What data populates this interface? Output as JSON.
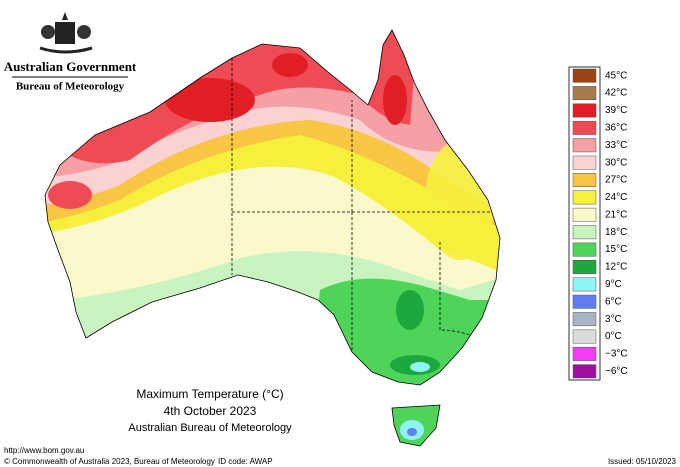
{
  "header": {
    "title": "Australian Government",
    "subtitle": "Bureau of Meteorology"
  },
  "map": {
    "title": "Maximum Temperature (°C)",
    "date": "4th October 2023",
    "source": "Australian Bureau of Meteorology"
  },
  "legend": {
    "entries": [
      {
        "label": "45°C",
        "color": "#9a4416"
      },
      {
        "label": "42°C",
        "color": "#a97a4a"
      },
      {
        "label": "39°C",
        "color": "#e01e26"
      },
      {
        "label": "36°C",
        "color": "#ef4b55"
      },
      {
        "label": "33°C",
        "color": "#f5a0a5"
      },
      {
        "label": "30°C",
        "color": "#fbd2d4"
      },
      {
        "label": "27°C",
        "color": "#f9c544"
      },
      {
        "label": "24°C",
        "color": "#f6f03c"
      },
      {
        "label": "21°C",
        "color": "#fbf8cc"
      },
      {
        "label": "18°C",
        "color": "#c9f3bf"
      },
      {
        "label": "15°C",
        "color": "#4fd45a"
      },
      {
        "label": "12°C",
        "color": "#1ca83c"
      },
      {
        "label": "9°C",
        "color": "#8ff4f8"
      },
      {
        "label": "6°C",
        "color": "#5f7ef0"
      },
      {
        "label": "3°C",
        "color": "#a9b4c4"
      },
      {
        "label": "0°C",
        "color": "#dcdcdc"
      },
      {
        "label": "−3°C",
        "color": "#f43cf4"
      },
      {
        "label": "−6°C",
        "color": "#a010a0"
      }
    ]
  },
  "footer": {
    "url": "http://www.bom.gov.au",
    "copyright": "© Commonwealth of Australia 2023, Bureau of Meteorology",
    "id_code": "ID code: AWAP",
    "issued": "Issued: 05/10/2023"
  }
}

^^^^

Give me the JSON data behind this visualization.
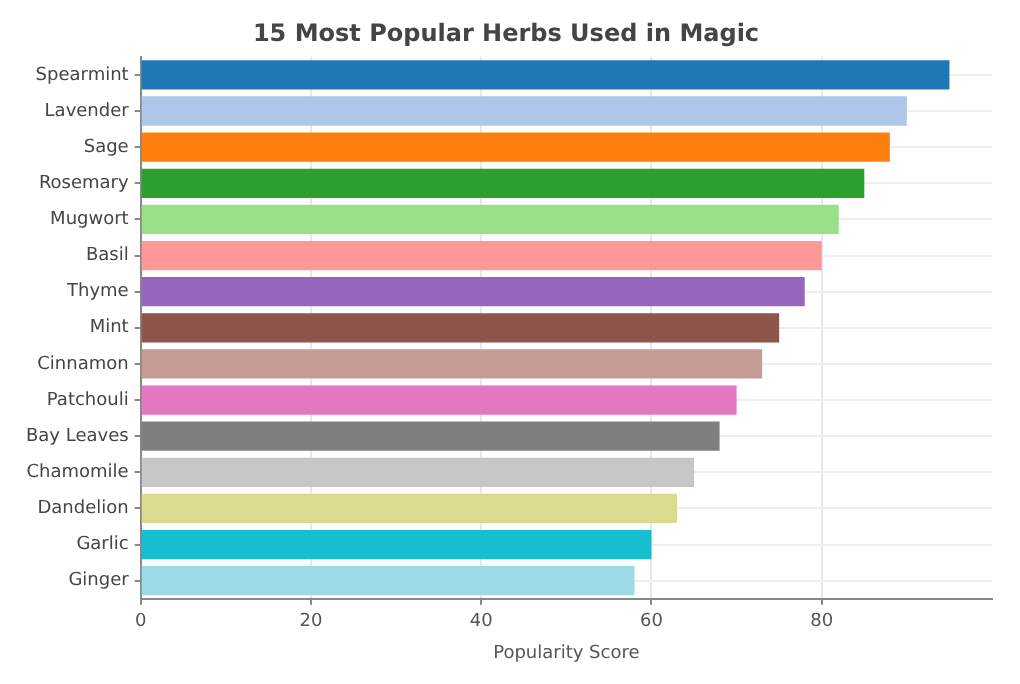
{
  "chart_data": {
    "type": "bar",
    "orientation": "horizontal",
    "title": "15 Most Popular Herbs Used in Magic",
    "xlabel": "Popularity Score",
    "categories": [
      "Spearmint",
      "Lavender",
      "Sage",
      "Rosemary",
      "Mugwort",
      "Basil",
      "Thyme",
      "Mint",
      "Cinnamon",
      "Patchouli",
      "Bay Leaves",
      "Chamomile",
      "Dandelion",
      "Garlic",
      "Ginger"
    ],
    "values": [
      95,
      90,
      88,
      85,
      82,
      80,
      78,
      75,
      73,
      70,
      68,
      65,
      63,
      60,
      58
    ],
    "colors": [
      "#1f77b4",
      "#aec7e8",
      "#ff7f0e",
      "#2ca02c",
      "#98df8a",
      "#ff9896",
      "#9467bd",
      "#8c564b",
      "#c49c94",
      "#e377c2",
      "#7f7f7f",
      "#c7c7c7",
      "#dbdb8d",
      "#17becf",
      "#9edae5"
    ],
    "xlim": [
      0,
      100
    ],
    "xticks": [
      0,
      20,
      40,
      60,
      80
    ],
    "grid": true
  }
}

^^^^

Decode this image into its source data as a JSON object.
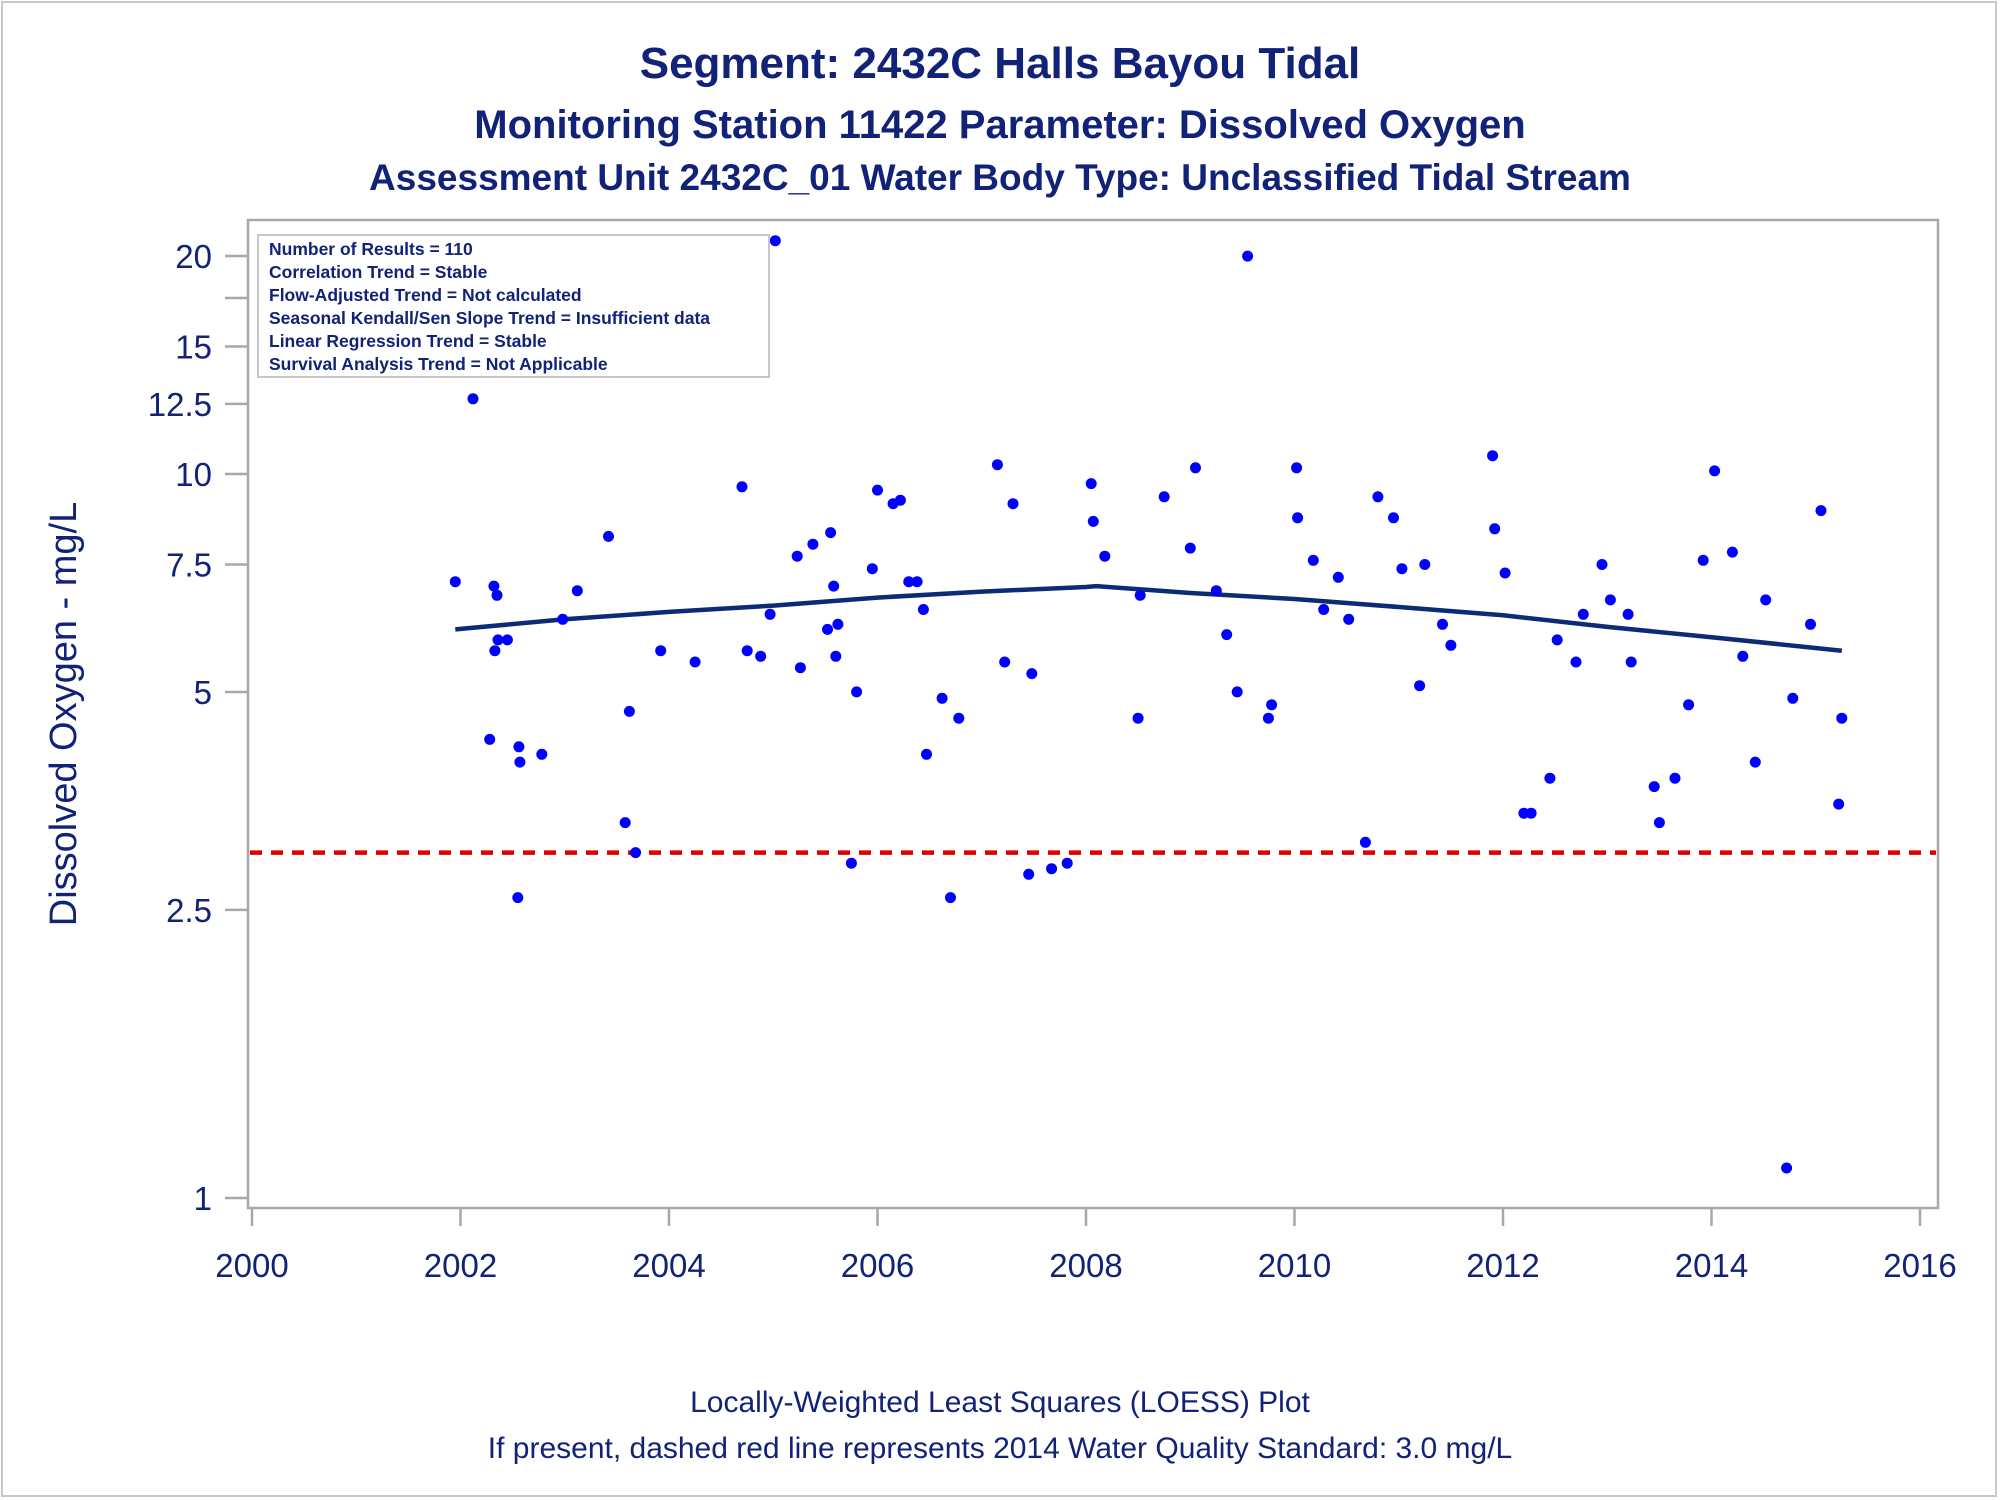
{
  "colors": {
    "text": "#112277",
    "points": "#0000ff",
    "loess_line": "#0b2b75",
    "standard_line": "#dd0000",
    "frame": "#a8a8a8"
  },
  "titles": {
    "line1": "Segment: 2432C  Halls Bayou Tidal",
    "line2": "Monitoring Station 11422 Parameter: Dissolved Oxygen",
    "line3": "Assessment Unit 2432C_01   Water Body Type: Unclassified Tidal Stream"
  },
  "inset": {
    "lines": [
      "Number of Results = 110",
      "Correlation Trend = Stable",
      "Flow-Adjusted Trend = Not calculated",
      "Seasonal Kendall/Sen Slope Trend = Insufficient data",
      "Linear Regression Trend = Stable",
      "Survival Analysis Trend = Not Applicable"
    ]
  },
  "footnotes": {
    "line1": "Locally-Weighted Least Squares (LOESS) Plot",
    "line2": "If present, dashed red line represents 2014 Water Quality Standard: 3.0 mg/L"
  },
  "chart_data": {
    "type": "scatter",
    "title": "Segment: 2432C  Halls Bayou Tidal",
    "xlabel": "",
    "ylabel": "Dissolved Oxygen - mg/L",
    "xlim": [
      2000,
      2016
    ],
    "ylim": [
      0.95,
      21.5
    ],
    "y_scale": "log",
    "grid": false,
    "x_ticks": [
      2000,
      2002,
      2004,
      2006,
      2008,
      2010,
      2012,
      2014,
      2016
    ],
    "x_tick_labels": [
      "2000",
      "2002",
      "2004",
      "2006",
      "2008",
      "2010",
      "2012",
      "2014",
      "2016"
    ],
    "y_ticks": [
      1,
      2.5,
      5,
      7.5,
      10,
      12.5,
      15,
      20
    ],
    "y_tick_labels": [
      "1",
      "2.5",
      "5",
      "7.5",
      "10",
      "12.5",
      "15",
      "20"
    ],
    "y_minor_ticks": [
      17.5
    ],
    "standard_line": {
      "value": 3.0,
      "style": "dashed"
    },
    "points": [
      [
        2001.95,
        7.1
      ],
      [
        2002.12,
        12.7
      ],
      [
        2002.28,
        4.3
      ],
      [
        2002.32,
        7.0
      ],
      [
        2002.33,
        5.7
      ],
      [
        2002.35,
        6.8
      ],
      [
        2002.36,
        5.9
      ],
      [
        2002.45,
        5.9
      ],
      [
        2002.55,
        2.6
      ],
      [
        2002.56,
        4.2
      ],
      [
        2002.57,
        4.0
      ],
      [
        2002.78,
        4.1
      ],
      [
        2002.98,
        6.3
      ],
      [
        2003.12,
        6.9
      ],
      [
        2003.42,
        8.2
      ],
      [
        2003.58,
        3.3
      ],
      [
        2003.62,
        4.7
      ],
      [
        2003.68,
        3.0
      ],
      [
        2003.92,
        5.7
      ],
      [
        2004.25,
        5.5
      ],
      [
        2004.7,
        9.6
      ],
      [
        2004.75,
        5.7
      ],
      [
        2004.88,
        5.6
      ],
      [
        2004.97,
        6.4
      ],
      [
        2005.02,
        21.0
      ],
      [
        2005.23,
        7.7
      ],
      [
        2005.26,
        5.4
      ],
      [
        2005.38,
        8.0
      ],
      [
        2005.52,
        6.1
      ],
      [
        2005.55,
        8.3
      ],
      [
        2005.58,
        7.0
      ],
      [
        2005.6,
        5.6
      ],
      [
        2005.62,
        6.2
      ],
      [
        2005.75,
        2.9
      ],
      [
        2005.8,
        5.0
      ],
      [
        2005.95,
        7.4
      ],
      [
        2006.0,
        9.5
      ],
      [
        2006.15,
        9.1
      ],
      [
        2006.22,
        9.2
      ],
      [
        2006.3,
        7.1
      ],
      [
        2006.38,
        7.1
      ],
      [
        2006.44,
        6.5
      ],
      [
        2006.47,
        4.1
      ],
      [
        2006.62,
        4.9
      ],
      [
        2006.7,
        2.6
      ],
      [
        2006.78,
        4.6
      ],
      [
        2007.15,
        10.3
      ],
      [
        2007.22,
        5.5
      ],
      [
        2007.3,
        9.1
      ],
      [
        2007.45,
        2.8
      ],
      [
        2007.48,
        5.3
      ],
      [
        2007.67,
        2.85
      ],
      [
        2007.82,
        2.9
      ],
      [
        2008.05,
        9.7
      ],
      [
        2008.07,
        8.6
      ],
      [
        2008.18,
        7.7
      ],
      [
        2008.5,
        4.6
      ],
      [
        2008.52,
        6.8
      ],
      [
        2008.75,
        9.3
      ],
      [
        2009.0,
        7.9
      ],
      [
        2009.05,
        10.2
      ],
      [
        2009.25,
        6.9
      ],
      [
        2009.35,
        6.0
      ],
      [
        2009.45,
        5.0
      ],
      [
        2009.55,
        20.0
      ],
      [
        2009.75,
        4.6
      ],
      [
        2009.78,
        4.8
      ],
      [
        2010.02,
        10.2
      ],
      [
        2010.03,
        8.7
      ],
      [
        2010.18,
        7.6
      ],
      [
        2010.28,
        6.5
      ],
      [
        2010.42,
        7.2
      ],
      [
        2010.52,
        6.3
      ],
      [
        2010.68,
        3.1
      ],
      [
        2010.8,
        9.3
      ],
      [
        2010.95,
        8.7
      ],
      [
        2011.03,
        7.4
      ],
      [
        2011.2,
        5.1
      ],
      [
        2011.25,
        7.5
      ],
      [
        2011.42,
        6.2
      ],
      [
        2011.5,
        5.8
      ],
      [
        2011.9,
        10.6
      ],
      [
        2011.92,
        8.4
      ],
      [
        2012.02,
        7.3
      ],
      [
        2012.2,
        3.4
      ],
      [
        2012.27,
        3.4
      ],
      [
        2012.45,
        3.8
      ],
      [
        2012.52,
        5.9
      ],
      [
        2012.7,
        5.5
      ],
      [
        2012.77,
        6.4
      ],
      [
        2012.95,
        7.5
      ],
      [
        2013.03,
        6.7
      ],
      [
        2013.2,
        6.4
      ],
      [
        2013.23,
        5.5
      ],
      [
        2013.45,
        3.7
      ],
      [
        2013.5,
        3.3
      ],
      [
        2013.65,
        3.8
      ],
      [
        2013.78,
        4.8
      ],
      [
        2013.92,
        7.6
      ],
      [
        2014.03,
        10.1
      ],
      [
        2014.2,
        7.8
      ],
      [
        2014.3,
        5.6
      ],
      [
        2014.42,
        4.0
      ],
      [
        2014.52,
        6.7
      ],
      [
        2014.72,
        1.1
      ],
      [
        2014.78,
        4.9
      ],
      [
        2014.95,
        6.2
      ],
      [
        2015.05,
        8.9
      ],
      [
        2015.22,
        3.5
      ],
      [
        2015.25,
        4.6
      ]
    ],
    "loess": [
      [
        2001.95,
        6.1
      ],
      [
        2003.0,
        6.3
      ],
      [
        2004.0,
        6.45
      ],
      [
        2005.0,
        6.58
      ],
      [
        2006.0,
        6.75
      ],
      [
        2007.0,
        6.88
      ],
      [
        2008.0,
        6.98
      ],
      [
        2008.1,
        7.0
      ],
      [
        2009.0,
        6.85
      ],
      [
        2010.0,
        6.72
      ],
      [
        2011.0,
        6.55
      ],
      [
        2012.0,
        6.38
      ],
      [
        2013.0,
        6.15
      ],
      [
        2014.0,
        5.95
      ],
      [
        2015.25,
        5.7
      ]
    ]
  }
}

^^^^

What is expected -> Go through the material and select each line with the string "Segment" in it.

Task output ->
    "line1": "Segment: 2432C  Halls Bayou Tidal",
    "title": "Segment: 2432C  Halls Bayou Tidal",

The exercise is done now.